Records about charts and figures:
_____

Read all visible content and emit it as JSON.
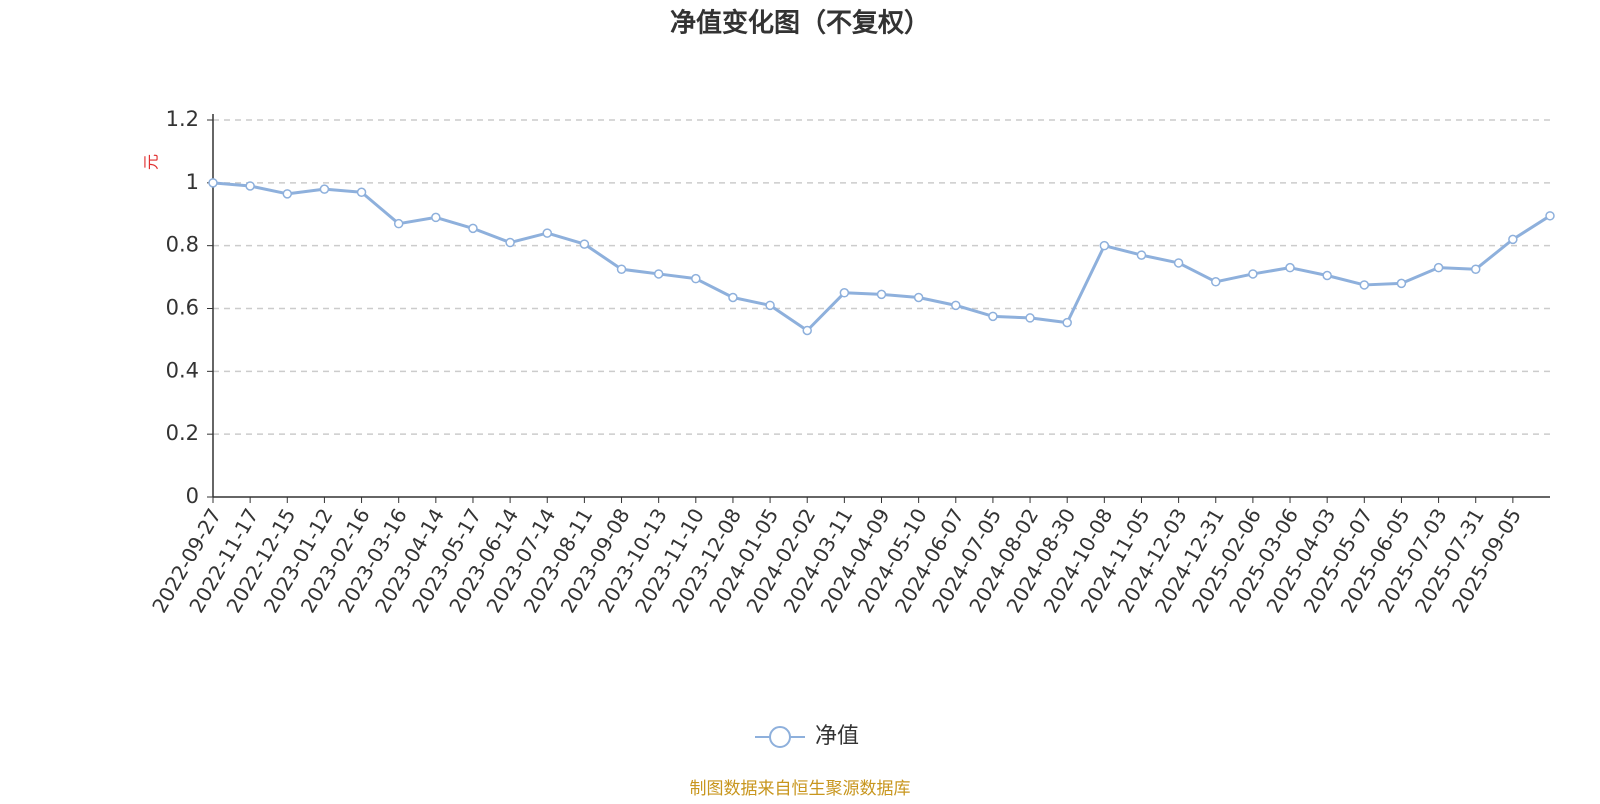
{
  "chart_data": {
    "type": "line",
    "title": "净值变化图（不复权）",
    "y_axis_label": "元",
    "source": "制图数据来自恒生聚源数据库",
    "categories": [
      "2022-09-27",
      "2022-11-17",
      "2022-12-15",
      "2023-01-12",
      "2023-02-16",
      "2023-03-16",
      "2023-04-14",
      "2023-05-17",
      "2023-06-14",
      "2023-07-14",
      "2023-08-11",
      "2023-09-08",
      "2023-10-13",
      "2023-11-10",
      "2023-12-08",
      "2024-01-05",
      "2024-02-02",
      "2024-03-11",
      "2024-04-09",
      "2024-05-10",
      "2024-06-07",
      "2024-07-05",
      "2024-08-02",
      "2024-08-30",
      "2024-10-08",
      "2024-11-05",
      "2024-12-03",
      "2024-12-31",
      "2025-02-06",
      "2025-03-06",
      "2025-04-03",
      "2025-05-07",
      "2025-06-05",
      "2025-07-03",
      "2025-07-31",
      "2025-09-05",
      null
    ],
    "series": [
      {
        "name": "净值",
        "color": "#8eb0dc",
        "values": [
          1.0,
          0.99,
          0.965,
          0.98,
          0.97,
          0.87,
          0.89,
          0.855,
          0.81,
          0.84,
          0.805,
          0.725,
          0.71,
          0.695,
          0.635,
          0.61,
          0.53,
          0.65,
          0.645,
          0.635,
          0.61,
          0.575,
          0.57,
          0.555,
          0.8,
          0.77,
          0.745,
          0.685,
          0.71,
          0.73,
          0.705,
          0.675,
          0.68,
          0.73,
          0.725,
          0.82,
          0.895
        ]
      }
    ],
    "ylim": [
      0,
      1.2
    ],
    "yticks": [
      0,
      0.2,
      0.4,
      0.6,
      0.8,
      1,
      1.2
    ],
    "grid": true,
    "legend": "bottom"
  }
}
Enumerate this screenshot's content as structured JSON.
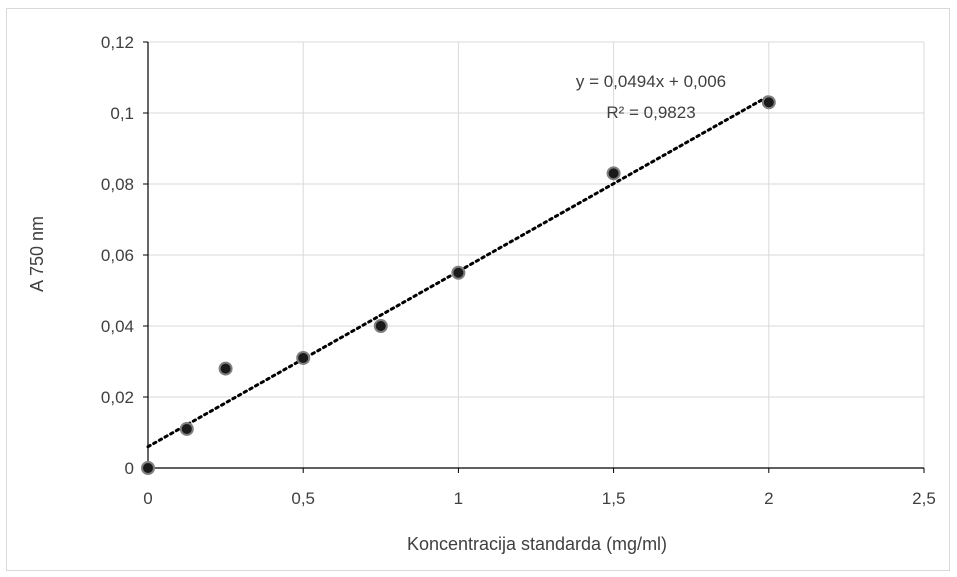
{
  "chart_data": {
    "type": "scatter",
    "title": "",
    "xlabel": "Koncentracija standarda (mg/ml)",
    "ylabel": "A 750 nm",
    "xlim": [
      0,
      2.5
    ],
    "ylim": [
      0,
      0.12
    ],
    "xticks": [
      "0",
      "0,5",
      "1",
      "1,5",
      "2",
      "2,5"
    ],
    "yticks": [
      "0",
      "0,02",
      "0,04",
      "0,06",
      "0,08",
      "0,1",
      "0,12"
    ],
    "grid": true,
    "legend": "none",
    "series": [
      {
        "x": [
          0,
          0.125,
          0.25,
          0.5,
          0.75,
          1,
          1.5,
          2
        ],
        "y": [
          0,
          0.011,
          0.028,
          0.031,
          0.04,
          0.055,
          0.083,
          0.103
        ],
        "marker_color": "#1a1a1a"
      }
    ],
    "trendline": {
      "type": "linear",
      "slope": 0.0494,
      "intercept": 0.006,
      "style": "dotted",
      "color": "#000000",
      "equation_label": "y = 0,0494x + 0,006",
      "r2_label": "R² = 0,9823"
    }
  }
}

_____

Without the pictures, repeat exactly the lines running from the line containing "Enumerate this screenshot's" through the end of the data, both ends included.

__RESULT OF THE EXERCISE__.
Enumerate this screenshot's content as structured JSON.
{
  "chart_data": {
    "type": "scatter",
    "title": "",
    "xlabel": "Koncentracija standarda (mg/ml)",
    "ylabel": "A 750 nm",
    "xlim": [
      0,
      2.5
    ],
    "ylim": [
      0,
      0.12
    ],
    "xticks": [
      "0",
      "0,5",
      "1",
      "1,5",
      "2",
      "2,5"
    ],
    "yticks": [
      "0",
      "0,02",
      "0,04",
      "0,06",
      "0,08",
      "0,1",
      "0,12"
    ],
    "grid": true,
    "legend": "none",
    "series": [
      {
        "x": [
          0,
          0.125,
          0.25,
          0.5,
          0.75,
          1,
          1.5,
          2
        ],
        "y": [
          0,
          0.011,
          0.028,
          0.031,
          0.04,
          0.055,
          0.083,
          0.103
        ],
        "marker_color": "#1a1a1a"
      }
    ],
    "trendline": {
      "type": "linear",
      "slope": 0.0494,
      "intercept": 0.006,
      "style": "dotted",
      "color": "#000000",
      "equation_label": "y = 0,0494x + 0,006",
      "r2_label": "R² = 0,9823"
    }
  }
}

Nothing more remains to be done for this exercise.